=== DATA FOR THIS EXERCISE ===
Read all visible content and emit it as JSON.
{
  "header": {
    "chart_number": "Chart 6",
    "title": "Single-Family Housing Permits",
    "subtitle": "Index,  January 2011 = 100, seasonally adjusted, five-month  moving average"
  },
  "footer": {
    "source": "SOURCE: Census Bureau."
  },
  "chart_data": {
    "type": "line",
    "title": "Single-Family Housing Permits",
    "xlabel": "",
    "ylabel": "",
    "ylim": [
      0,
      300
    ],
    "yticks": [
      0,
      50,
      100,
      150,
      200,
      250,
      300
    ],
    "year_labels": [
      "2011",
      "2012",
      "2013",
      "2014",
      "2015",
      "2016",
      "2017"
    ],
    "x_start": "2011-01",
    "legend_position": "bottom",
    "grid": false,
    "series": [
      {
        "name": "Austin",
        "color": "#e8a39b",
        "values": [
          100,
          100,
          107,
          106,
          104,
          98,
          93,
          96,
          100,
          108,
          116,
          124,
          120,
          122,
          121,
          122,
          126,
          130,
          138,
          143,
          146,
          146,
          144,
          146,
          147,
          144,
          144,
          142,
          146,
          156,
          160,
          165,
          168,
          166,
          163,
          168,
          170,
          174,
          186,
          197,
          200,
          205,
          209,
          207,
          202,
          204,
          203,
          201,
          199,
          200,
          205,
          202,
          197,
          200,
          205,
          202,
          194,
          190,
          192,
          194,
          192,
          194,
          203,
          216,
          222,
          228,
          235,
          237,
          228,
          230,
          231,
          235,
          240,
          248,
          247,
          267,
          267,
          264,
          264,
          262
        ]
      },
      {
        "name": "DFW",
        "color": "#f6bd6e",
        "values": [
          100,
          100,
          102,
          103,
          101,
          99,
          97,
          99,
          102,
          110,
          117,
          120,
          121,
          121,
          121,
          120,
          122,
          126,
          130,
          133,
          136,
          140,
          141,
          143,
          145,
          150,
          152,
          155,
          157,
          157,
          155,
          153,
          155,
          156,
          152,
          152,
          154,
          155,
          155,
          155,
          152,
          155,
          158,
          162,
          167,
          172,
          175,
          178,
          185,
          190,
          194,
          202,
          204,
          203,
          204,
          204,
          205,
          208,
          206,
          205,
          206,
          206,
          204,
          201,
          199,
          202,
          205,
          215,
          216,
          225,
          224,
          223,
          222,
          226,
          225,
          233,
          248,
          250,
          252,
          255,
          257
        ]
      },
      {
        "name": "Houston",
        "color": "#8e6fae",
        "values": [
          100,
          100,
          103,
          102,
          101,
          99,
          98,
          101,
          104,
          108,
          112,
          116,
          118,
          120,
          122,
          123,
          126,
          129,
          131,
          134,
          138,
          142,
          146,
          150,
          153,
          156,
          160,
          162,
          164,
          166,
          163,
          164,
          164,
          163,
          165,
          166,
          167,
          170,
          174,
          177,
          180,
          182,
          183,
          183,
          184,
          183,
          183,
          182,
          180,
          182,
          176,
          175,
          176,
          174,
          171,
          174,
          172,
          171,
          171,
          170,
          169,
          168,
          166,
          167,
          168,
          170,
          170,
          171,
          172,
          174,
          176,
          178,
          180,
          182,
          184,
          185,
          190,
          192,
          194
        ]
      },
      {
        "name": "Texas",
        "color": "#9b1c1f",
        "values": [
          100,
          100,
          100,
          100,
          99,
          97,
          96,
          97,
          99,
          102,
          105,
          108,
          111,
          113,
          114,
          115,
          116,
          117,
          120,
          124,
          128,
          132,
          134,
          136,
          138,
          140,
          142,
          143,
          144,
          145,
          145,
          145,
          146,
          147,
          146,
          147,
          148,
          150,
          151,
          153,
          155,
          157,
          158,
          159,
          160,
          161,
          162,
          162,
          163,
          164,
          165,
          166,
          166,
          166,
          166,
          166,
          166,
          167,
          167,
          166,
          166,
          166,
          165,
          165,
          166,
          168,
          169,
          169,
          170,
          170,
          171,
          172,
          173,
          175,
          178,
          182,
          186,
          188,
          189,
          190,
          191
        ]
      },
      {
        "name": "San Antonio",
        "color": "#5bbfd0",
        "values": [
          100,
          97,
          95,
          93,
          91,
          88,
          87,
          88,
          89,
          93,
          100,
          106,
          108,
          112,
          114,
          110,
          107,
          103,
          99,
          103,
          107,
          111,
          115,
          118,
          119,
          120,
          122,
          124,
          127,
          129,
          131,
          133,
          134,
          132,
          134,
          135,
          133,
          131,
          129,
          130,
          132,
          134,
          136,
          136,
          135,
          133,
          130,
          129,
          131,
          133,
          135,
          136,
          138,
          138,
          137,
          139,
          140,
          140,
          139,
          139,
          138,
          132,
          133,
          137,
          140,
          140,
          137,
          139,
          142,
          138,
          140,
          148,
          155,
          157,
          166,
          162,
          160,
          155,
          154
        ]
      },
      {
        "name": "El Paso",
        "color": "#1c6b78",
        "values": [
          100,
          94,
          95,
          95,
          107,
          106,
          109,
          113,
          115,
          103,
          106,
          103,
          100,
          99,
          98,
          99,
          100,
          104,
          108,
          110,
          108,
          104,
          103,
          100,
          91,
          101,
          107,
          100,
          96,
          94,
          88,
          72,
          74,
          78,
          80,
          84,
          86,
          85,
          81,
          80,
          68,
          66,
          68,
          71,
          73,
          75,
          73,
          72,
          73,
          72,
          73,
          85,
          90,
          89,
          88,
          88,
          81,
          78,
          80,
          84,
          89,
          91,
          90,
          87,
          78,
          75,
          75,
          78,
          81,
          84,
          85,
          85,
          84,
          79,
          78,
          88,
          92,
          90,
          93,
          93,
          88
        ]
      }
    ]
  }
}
===
== SHORT TASK ==
Copy every line from the records above that contains the word "name".

== OUTPUT FOR THIS TASK ==
        "name": "Austin",
        "name": "DFW",
        "name": "Houston",
        "name": "Texas",
        "name": "San Antonio",
        "name": "El Paso",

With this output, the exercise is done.